_Work to do_
From the material below, list every line containing "Absolute".

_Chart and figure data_
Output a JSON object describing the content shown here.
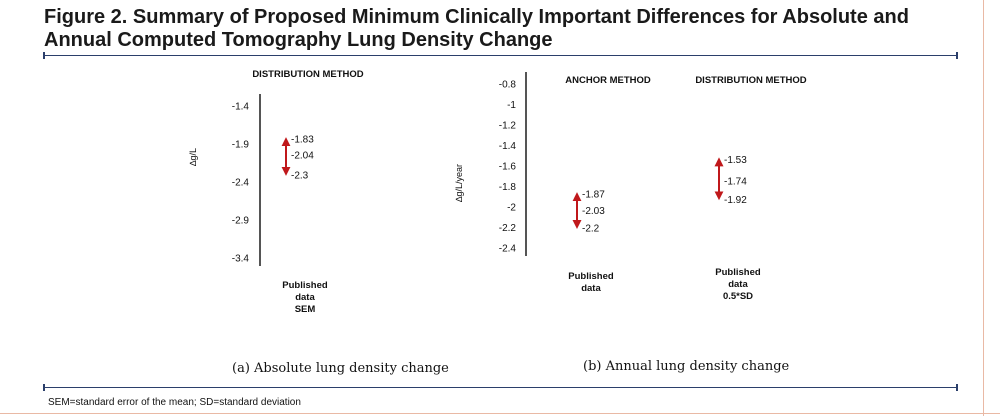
{
  "figure": {
    "title": "Figure 2. Summary of Proposed Minimum Clinically Important Differences for Absolute and Annual Computed Tomography Lung Density Change",
    "footnote": "SEM=standard error of the mean; SD=standard deviation",
    "colors": {
      "rule": "#2b3f6b",
      "arrow": "#c0181b",
      "border": "#e9b9a5"
    }
  },
  "chart_data": [
    {
      "type": "interval",
      "caption": "(a) Absolute lung density change",
      "ylabel": "∆g/L",
      "yticks": [
        -1.4,
        -1.9,
        -2.4,
        -2.9,
        -3.4
      ],
      "ylim": [
        -3.4,
        -1.4
      ],
      "groups": [
        {
          "header": "DISTRIBUTION  METHOD",
          "label_lines": [
            "Published",
            "data",
            "SEM"
          ],
          "upper": -1.83,
          "mid": -2.04,
          "lower": -2.3,
          "labels": [
            "-1.83",
            "-2.04",
            "-2.3"
          ]
        }
      ]
    },
    {
      "type": "interval",
      "caption": "(b) Annual lung density change",
      "ylabel": "∆g/L/year",
      "yticks": [
        -0.8,
        -1,
        -1.2,
        -1.4,
        -1.6,
        -1.8,
        -2,
        -2.2,
        -2.4
      ],
      "ylim": [
        -2.4,
        -0.8
      ],
      "groups": [
        {
          "header": "ANCHOR METHOD",
          "label_lines": [
            "Published",
            "data"
          ],
          "upper": -1.87,
          "mid": -2.03,
          "lower": -2.2,
          "labels": [
            "-1.87",
            "-2.03",
            "-2.2"
          ]
        },
        {
          "header": "DISTRIBUTION  METHOD",
          "label_lines": [
            "Published",
            "data",
            "0.5*SD"
          ],
          "upper": -1.53,
          "mid": -1.74,
          "lower": -1.92,
          "labels": [
            "-1.53",
            "-1.74",
            "-1.92"
          ]
        }
      ]
    }
  ]
}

_Completed exercise_
    "title": "Figure 2. Summary of Proposed Minimum Clinically Important Differences for Absolute and Annual Computed Tomography Lung Density Change",
      "caption": "(a) Absolute lung density change",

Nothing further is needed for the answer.